----- LISTING

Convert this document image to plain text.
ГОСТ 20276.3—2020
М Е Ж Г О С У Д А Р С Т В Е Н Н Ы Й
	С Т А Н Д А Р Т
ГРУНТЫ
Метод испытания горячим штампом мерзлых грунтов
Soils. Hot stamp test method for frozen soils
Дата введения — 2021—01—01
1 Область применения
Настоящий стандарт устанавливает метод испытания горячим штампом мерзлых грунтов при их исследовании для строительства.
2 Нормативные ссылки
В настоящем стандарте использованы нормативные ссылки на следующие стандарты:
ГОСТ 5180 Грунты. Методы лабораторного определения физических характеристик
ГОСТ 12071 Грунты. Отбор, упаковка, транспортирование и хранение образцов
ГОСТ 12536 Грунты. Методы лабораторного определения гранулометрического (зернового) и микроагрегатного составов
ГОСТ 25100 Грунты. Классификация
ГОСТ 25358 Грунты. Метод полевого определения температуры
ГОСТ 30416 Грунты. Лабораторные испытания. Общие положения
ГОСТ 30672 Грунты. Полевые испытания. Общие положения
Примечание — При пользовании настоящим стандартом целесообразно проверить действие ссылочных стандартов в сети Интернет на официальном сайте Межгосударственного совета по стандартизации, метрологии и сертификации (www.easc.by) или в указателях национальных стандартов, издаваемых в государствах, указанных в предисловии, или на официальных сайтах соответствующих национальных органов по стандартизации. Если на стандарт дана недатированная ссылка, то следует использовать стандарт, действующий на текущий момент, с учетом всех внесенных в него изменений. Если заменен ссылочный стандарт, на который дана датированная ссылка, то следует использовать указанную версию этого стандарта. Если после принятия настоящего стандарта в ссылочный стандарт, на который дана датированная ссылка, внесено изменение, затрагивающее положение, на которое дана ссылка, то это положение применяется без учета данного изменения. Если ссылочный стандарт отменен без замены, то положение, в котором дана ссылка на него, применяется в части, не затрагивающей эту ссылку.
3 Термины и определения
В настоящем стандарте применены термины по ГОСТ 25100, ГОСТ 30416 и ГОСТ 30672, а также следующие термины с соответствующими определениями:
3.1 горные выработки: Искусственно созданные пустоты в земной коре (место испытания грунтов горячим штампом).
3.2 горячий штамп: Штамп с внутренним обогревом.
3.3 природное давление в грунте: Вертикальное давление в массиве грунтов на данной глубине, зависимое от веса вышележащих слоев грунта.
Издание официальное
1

----------

▶ **REQUEST**
Give the count of lines in the listing that hold the word "лабораторного", with no other text.

▶ **REPLY TO THE EXERCISE**
2